GIVEN DATA:

--

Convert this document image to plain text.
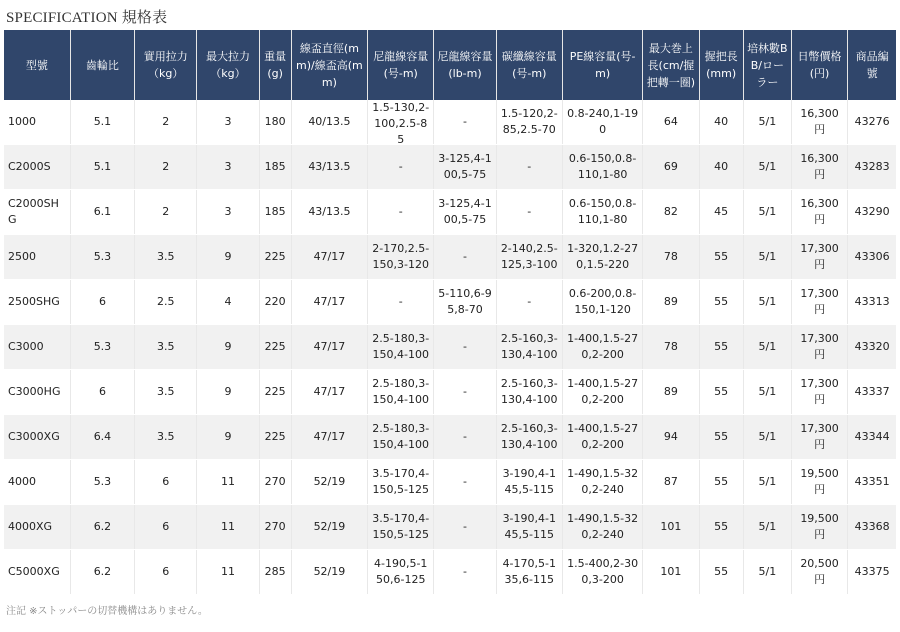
SPECIFICATION 規格表
型號	齒輪比	實用拉力（kg）	最大拉力（kg）	重量(g)	線盃直徑(mm)/線盃高(mm)	尼龍線容量(号-m)	尼龍線容量(lb-m)	碳纖線容量(号-m)	PE線容量(号-m)	最大巻上長(cm/握把轉一圈)	握把長(mm)	培林數BB/ローラー	日幣價格(円)	商品編號

1000	5.1	2	3	180	40/13.5	1.5-130,2-100,2.5-85	-	1.5-120,2-85,2.5-70	0.8-240,1-190	64	40	5/1	16,300円	43276

C2000S	5.1	2	3	185	43/13.5	-	3-125,4-100,5-75	-	0.6-150,0.8-110,1-80	69	40	5/1	16,300円	43283

C2000SHG	6.1	2	3	185	43/13.5	-	3-125,4-100,5-75	-	0.6-150,0.8-110,1-80	82	45	5/1	16,300円	43290

2500	5.3	3.5	9	225	47/17	2-170,2.5-150,3-120	-	2-140,2.5-125,3-100	1-320,1.2-270,1.5-220	78	55	5/1	17,300円	43306

2500SHG	6	2.5	4	220	47/17	-	5-110,6-95,8-70	-	0.6-200,0.8-150,1-120	89	55	5/1	17,300円	43313

C3000	5.3	3.5	9	225	47/17	2.5-180,3-150,4-100	-	2.5-160,3-130,4-100	1-400,1.5-270,2-200	78	55	5/1	17,300円	43320

C3000HG	6	3.5	9	225	47/17	2.5-180,3-150,4-100	-	2.5-160,3-130,4-100	1-400,1.5-270,2-200	89	55	5/1	17,300円	43337

C3000XG	6.4	3.5	9	225	47/17	2.5-180,3-150,4-100	-	2.5-160,3-130,4-100	1-400,1.5-270,2-200	94	55	5/1	17,300円	43344

4000	5.3	6	11	270	52/19	3.5-170,4-150,5-125	-	3-190,4-145,5-115	1-490,1.5-320,2-240	87	55	5/1	19,500円	43351

4000XG	6.2	6	11	270	52/19	3.5-170,4-150,5-125	-	3-190,4-145,5-115	1-490,1.5-320,2-240	101	55	5/1	19,500円	43368

C5000XG	6.2	6	11	285	52/19	4-190,5-150,6-125	-	4-170,5-135,6-115	1.5-400,2-300,3-200	101	55	5/1	20,500円	43375
注記 ※ストッパーの切替機構はありません。
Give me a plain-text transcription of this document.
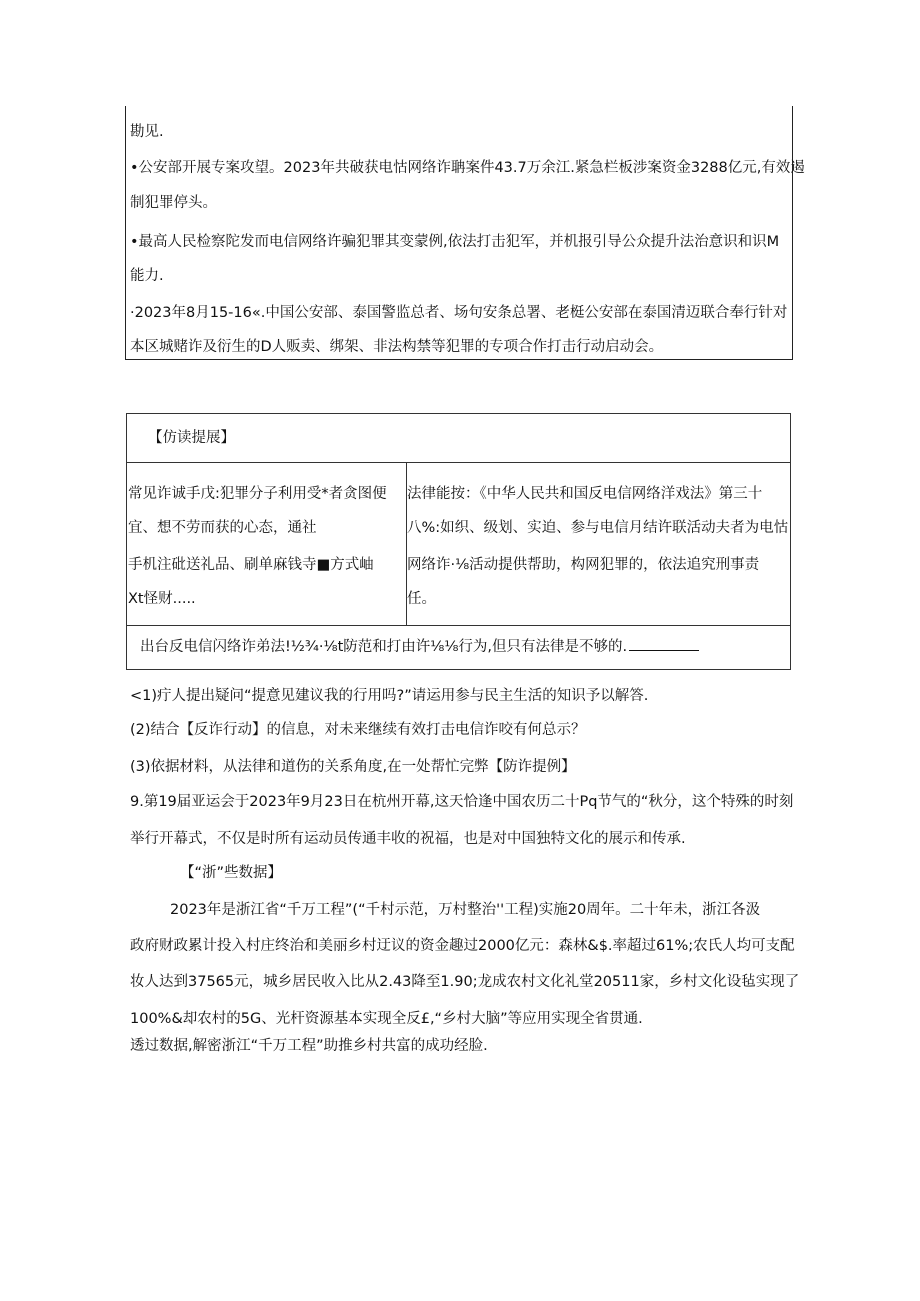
勘见.
•公安部开展专案攻望。2023年共破获电怙网络诈聃案件43.7万余江.紧急栏板涉案资金3288亿元,有效遏
制犯罪停头。
•最高人民检察陀发而电信网络许骗犯罪其变蒙例,依法打击犯军，并机报引导公众提升法治意识和识M
能力.
·2023年8月15-16«.中国公安部、泰国警监总者、场句安条总署、老梃公安部在泰国清迈联合奉行针对
本区城赌诈及衍生的D人贩卖、绑架、非法构禁等犯罪的专项合作打击行动启动会。
【仿读提展】
常见诈诚手戊:犯罪分子利用受*者贪图便
宜、想不劳而获的心态，通社
手机注砒送礼品、刷单麻钱寺■方式岫
Xt怪财.....
法律能按：《中华人民共和国反电信网络洋戏法》第三十
八%:如织、级划、实迫、参与电信月结许联活动夫者为电怙
网络诈·⅛活动提供帮助，构网犯罪的，依法追究刑事责
任。
出台反电信闪络诈弟法!½¾·⅛t防范和打由许⅛⅛行为,但只有法律是不够的.
<1)疔人提出疑问“提意见建议我的行用吗?”请运用参与民主生活的知识予以解答.
(2)结合【反诈行动】的信息，对未来继续有效打击电信诈咬有何总示？
(3)依据材料，从法律和道伤的关系角度,在一处帮忙完弊【防诈提例】
9.第19届亚运会于2023年9月23日在杭州开幕,这天恰逢中国农历二十Pq节气的“秋分，这个特殊的时刻
举行开幕式，不仅是时所有运动员传通丰收的祝福，也是对中国独特文化的展示和传承.
【“浙”些数据】
2023年是浙江省“千万工程”(“千村示范，万村整治''工程)实施20周年。二十年未，浙江各汲
政府财政累计投入村庄终治和美丽乡村迂议的资金趣过2000亿元：森林&$.率超过61%;农氏人均可支配
妆人达到37565元，城乡居民收入比从2.43降至1.90;龙成农村文化礼堂20511家，乡村文化设毡实现了
100%&却农村的5G、光杆资源基本实现全反£,“乡村大脑”等应用实现全省贯通.
透过数据,解密浙江“千万工程”助推乡村共富的成功经脸.
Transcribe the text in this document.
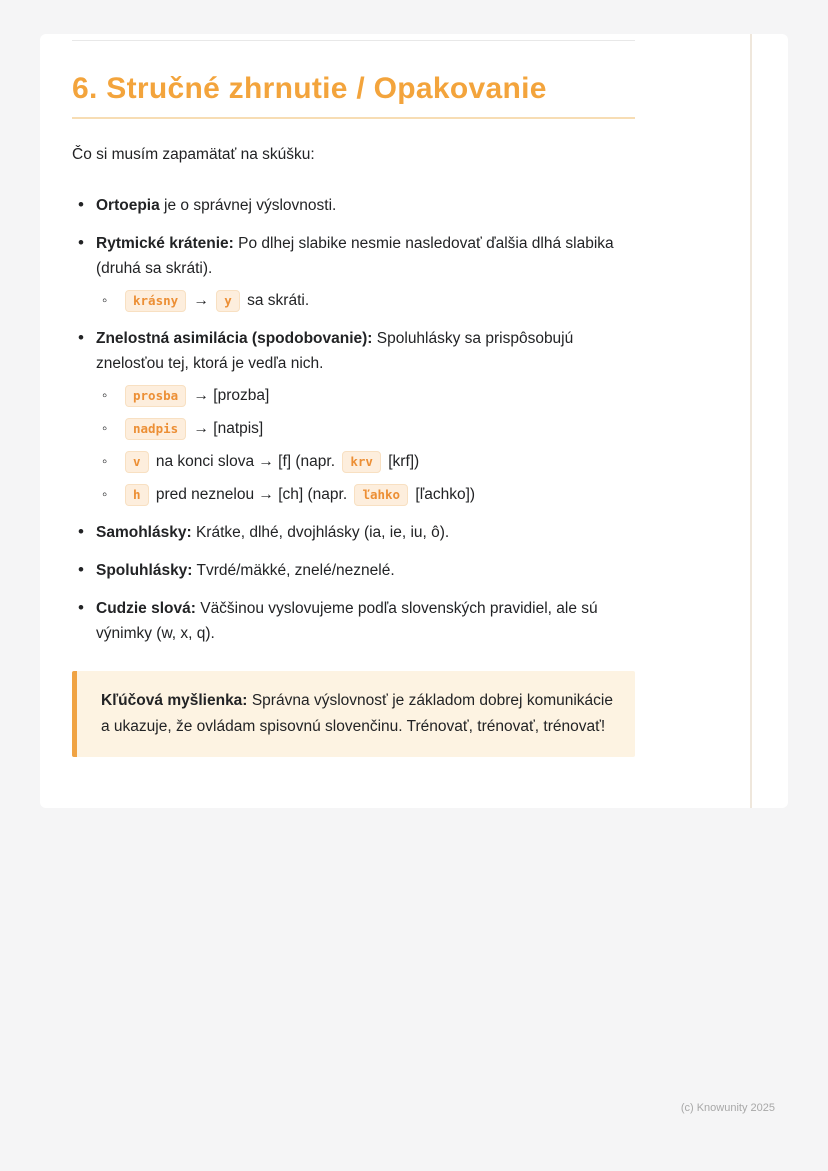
6. Stručné zhrnutie / Opakovanie

Čo si musím zapamätať na skúšku:

• Ortoepia je o správnej výslovnosti.

• Rytmické krátenie: Po dlhej slabike nesmie nasledovať ďalšia dlhá slabika (druhá sa skráti).

◦ krásny → y sa skráti.

• Znelostná asimilácia (spodobovanie): Spoluhlásky sa prispôsobujú znelosťou tej, ktorá je vedľa nich.

◦ prosba → [prozba]
◦ nadpis → [natpis]
◦ v na konci slova → [f] (napr. krv [krf])
◦ h pred neznelou → [ch] (napr. ľahko [ľachko])

• Samohlásky: Krátke, dlhé, dvojhlásky (ia, ie, iu, ô).

• Spoluhlásky: Tvrdé/mäkké, znelé/neznelé.

• Cudzie slová: Väčšinou vyslovujeme podľa slovenských pravidiel, ale sú výnimky (w, x, q).

Kľúčová myšlienka: Správna výslovnosť je základom dobrej komunikácie a ukazuje, že ovládam spisovnú slovenčinu. Trénovať, trénovať, trénovať!
(c) Knowunity 2025
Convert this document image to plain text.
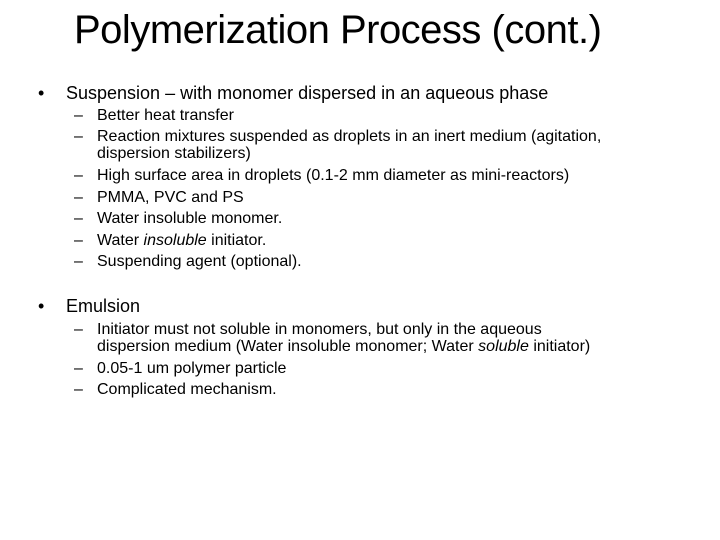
Polymerization Process (cont.)
•	Suspension – with monomer dispersed in an aqueous phase
– Better heat transfer
– Reaction mixtures suspended as droplets in an inert medium (agitation,
dispersion stabilizers)
– High surface area in droplets (0.1-2 mm diameter as mini-reactors)
– PMMA, PVC and PS
– Water insoluble monomer.
– Water insoluble initiator.
– Suspending agent (optional).
•	Emulsion
– Initiator must not soluble in monomers, but only in the aqueous
dispersion medium (Water insoluble monomer; Water soluble initiator)
– 0.05-1 um polymer particle
– Complicated mechanism.
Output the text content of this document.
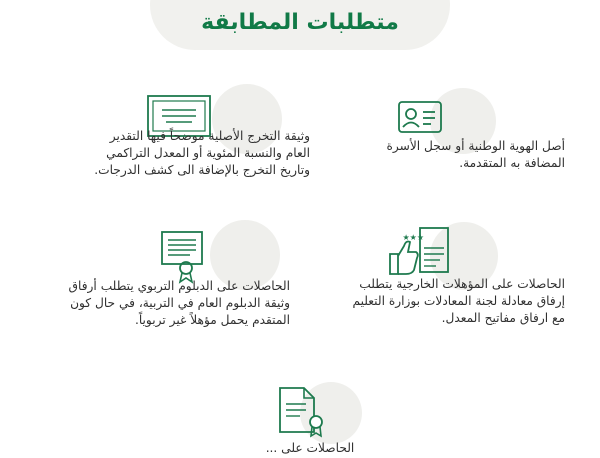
متطلبات المطابقة
أصل الهوية الوطنية أو سجل الأسرة المضافة به المتقدمة.
وثيقة التخرج الأصلية موضحاً فيها التقدير العام والنسبة المئوية أو المعدل التراكمي وتاريخ التخرج بالإضافة الى كشف الدرجات.
★★★
الحاصلات على المؤهلات الخارجية يتطلب إرفاق معادلة لجنة المعادلات بوزارة التعليم مع ارفاق مفاتيح المعدل.
الحاصلات على الدبلوم التربوي يتطلب أرفاق وثيقة الدبلوم العام في التربية، في حال كون المتقدم يحمل مؤهلاً غير تربوياً.
الحاصلات على ...
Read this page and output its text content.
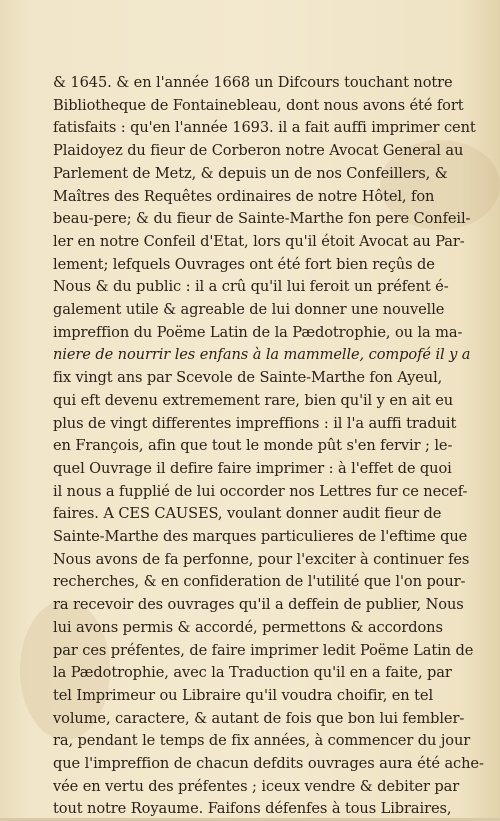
& 1645. & en l'année 1668 un Difcours touchant notre
Bibliotheque de Fontainebleau, dont nous avons été fort
fatisfaits : qu'en l'année 1693. il a fait auffi imprimer cent
Plaidoyez du fieur de Corberon notre Avocat General au
Parlement de Metz, & depuis un de nos Confeillers, &
Maîtres des Requêtes ordinaires de notre Hôtel, fon
beau-pere; & du fieur de Sainte-Marthe fon pere Confeil-
ler en notre Confeil d'Etat, lors qu'il étoit Avocat au Par-
lement; lefquels Ouvrages ont été fort bien reçûs de
Nous & du public : il a crû qu'il lui feroit un préfent é-
galement utile & agreable de lui donner une nouvelle
impreffion du Poëme Latin de la Pædotrophie, ou la ma-
niere de nourrir les enfans à la mammelle, compofé il y a
fix vingt ans par Scevole de Sainte-Marthe fon Ayeul,
qui eft devenu extremement rare, bien qu'il y en ait eu
plus de vingt differentes impreffions : il l'a auffi traduit
en François, afin que tout le monde pût s'en fervir ; le-
quel Ouvrage il defire faire imprimer : à l'effet de quoi
il nous a fupplié de lui occorder nos Lettres fur ce necef-
faires. A CES CAUSES, voulant donner audit fieur de
Sainte-Marthe des marques particulieres de l'eftime que
Nous avons de fa perfonne, pour l'exciter à continuer fes
recherches, & en confideration de l'utilité que l'on pour-
ra recevoir des ouvrages qu'il a deffein de publier, Nous
lui avons permis & accordé, permettons & accordons
par ces préfentes, de faire imprimer ledit Poëme Latin de
la Pædotrophie, avec la Traduction qu'il en a faite, par
tel Imprimeur ou Libraire qu'il voudra choifir, en tel
volume, caractere, & autant de fois que bon lui fembler-
ra, pendant le temps de fix années, à commencer du jour
que l'impreffion de chacun defdits ouvrages aura été ache-
vée en vertu des préfentes ; iceux vendre & debiter par
tout notre Royaume. Faifons défenfes à tous Libraires,
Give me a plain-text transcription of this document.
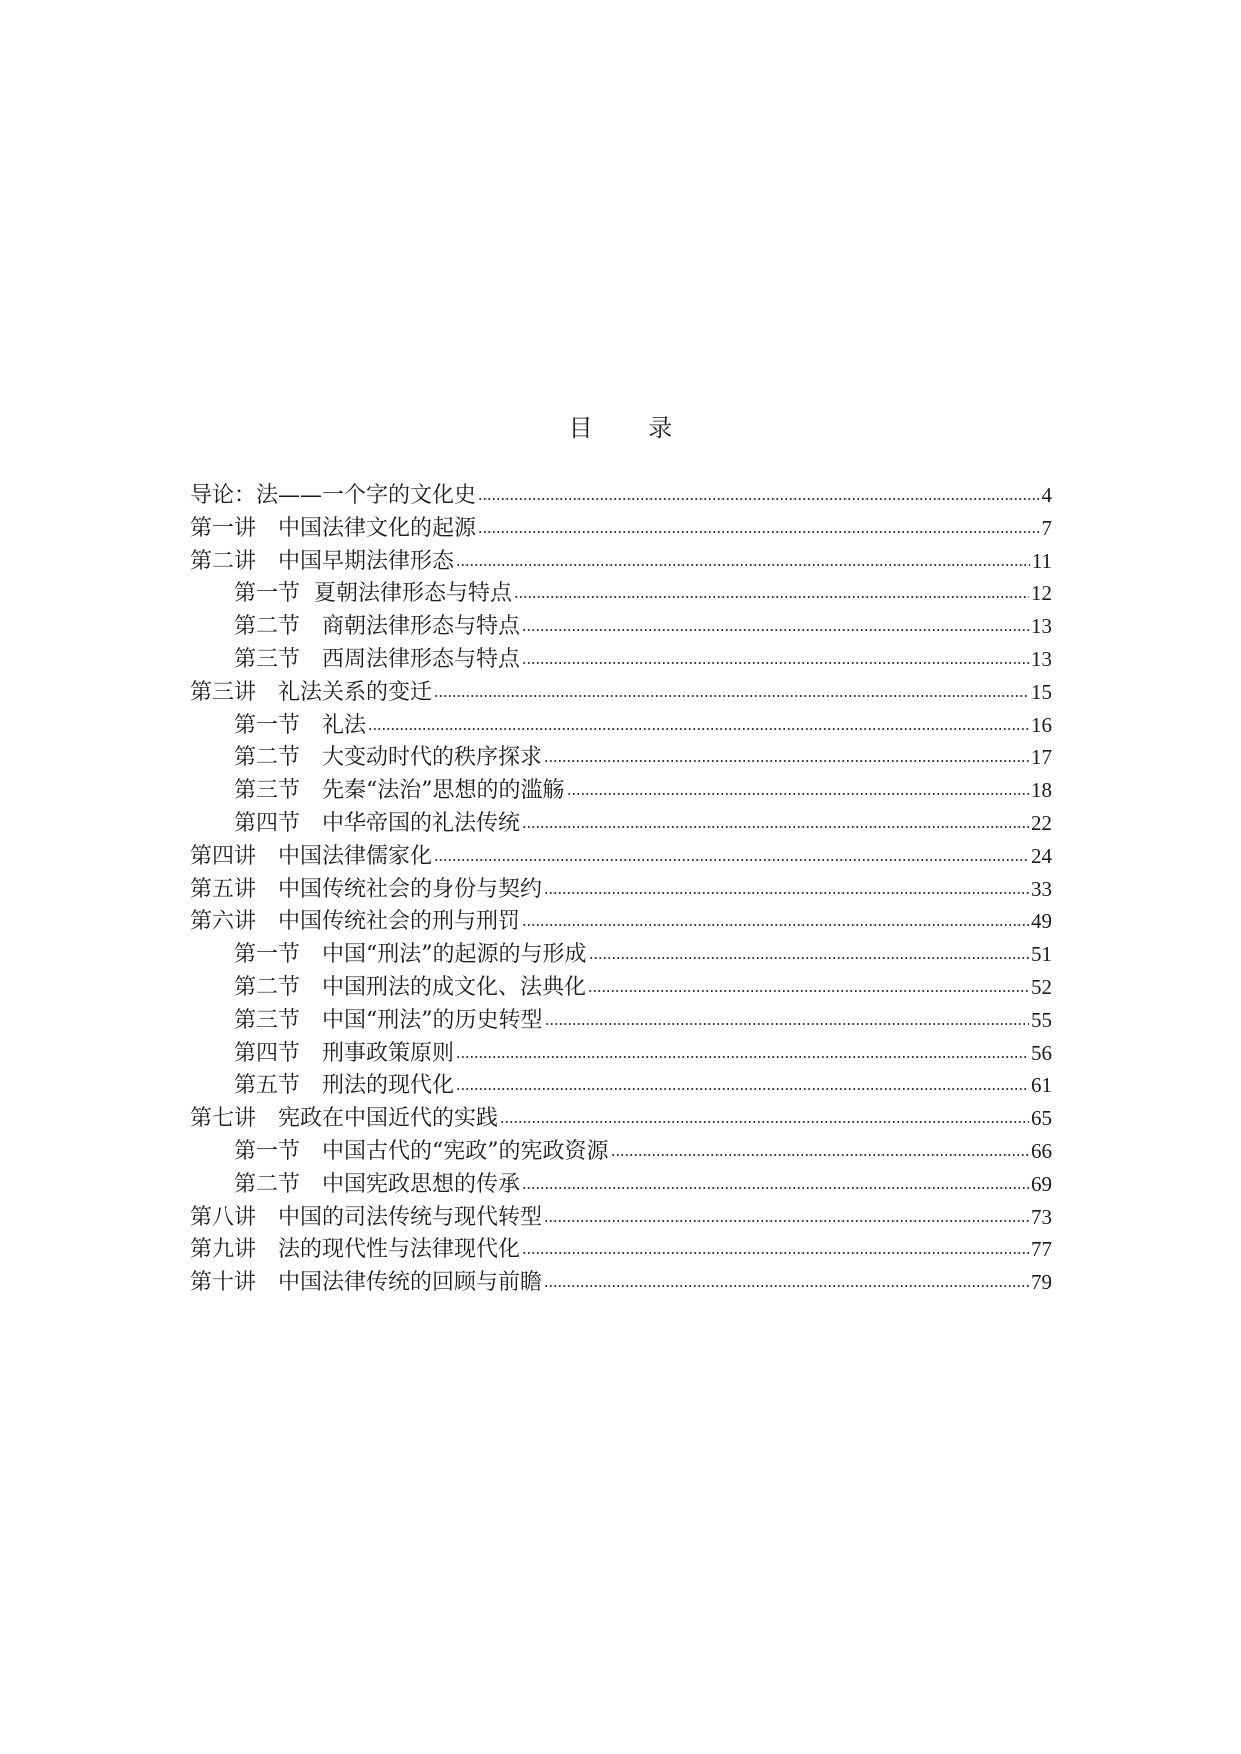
目 录
导论：法——一个字的文化史	4
第一讲　中国法律文化的起源	7
第二讲　中国早期法律形态	11
第一节  夏朝法律形态与特点	12
第二节　商朝法律形态与特点	13
第三节　西周法律形态与特点	13
第三讲　礼法关系的变迁	15
第一节　礼法	16
第二节　大变动时代的秩序探求	17
第三节　先秦“法治”思想的的滥觞	18
第四节　中华帝国的礼法传统	22
第四讲　中国法律儒家化	24
第五讲　中国传统社会的身份与契约	33
第六讲　中国传统社会的刑与刑罚	49
第一节　中国“刑法”的起源的与形成	51
第二节　中国刑法的成文化、法典化	52
第三节　中国“刑法”的历史转型	55
第四节　刑事政策原则	56
第五节　刑法的现代化	61
第七讲　宪政在中国近代的实践	65
第一节　中国古代的“宪政”的宪政资源	66
第二节　中国宪政思想的传承	69
第八讲　中国的司法传统与现代转型	73
第九讲　法的现代性与法律现代化	77
第十讲　中国法律传统的回顾与前瞻	79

--

YOUR GOAL:
Which lines hold the word "insoluble"? Copy every one of them.

ANSWER FOR THE TASK:
– Water insoluble monomer.
– Water insoluble initiator.
dispersion medium (Water insoluble monomer; Water soluble initiator)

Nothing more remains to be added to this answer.